Given problem. Extract the text of every entry below exactly; leave images out.
********************
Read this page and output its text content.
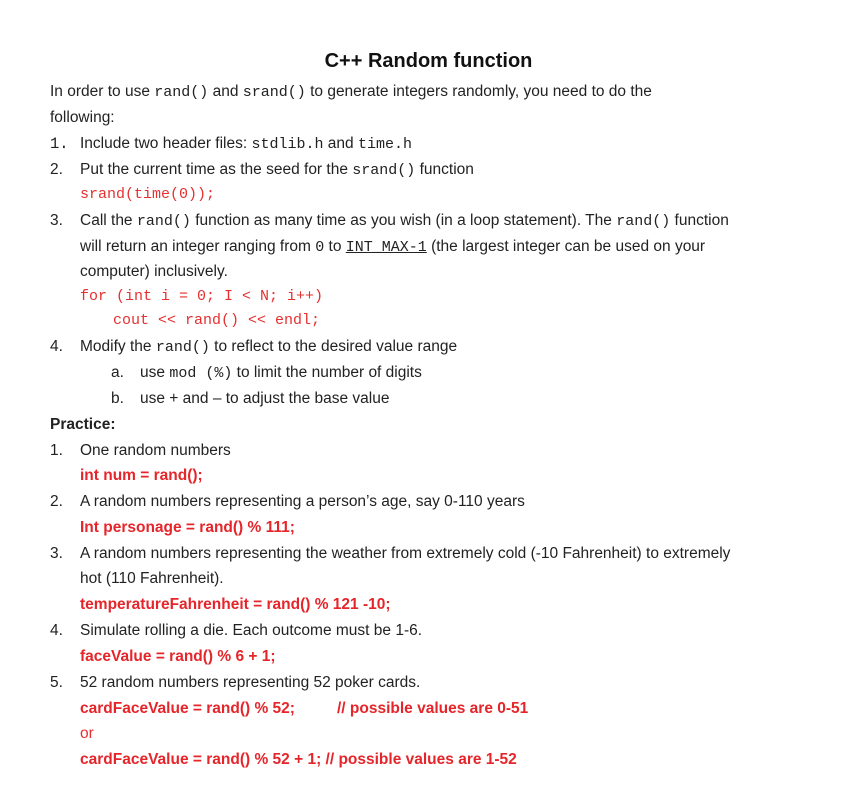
C++ Random function
In order to use rand() and srand() to generate integers randomly, you need to do the
following:
1. Include two header files: stdlib.h and time.h
2. Put the current time as the seed for the srand() function
srand(time(0));
3. Call the rand() function as many time as you wish (in a loop statement). The rand() function
will return an integer ranging from 0 to INT_MAX-1 (the largest integer can be used on your
computer) inclusively.
for (int i = 0; I < N; i++)
cout << rand() << endl;
4. Modify the rand() to reflect to the desired value range
a. use mod (%) to limit the number of digits
b. use + and – to adjust the base value
Practice:
1. One random numbers
int num = rand();
2. A random numbers representing a person’s age, say 0-110 years
Int personage = rand() % 111;
3. A random numbers representing the weather from extremely cold (-10 Fahrenheit) to extremely
hot (110 Fahrenheit).
temperatureFahrenheit = rand() % 121 -10;
4. Simulate rolling a die. Each outcome must be 1-6.
faceValue = rand() % 6 + 1;
5. 52 random numbers representing 52 poker cards.
cardFaceValue = rand() % 52;	// possible values are 0-51
or
cardFaceValue = rand() % 52 + 1; // possible values are 1-52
********************
Problem solution.
Read this page and output its text content.
C++ Random function
In order to use rand() and srand() to generate integers randomly, you need to do the
following:
1. Include two header files: stdlib.h and time.h
2. Put the current time as the seed for the srand() function
srand(time(0));
3. Call the rand() function as many time as you wish (in a loop statement). The rand() function
will return an integer ranging from 0 to INT_MAX-1 (the largest integer can be used on your
computer) inclusively.
for (int i = 0; I < N; i++)
cout << rand() << endl;
4. Modify the rand() to reflect to the desired value range
a. use mod (%) to limit the number of digits
b. use + and – to adjust the base value
Practice:
1. One random numbers
int num = rand();
2. A random numbers representing a person’s age, say 0-110 years
Int personage = rand() % 111;
3. A random numbers representing the weather from extremely cold (-10 Fahrenheit) to extremely
hot (110 Fahrenheit).
temperatureFahrenheit = rand() % 121 -10;
4. Simulate rolling a die. Each outcome must be 1-6.
faceValue = rand() % 6 + 1;
5. 52 random numbers representing 52 poker cards.
cardFaceValue = rand() % 52;	// possible values are 0-51
or
cardFaceValue = rand() % 52 + 1; // possible values are 1-52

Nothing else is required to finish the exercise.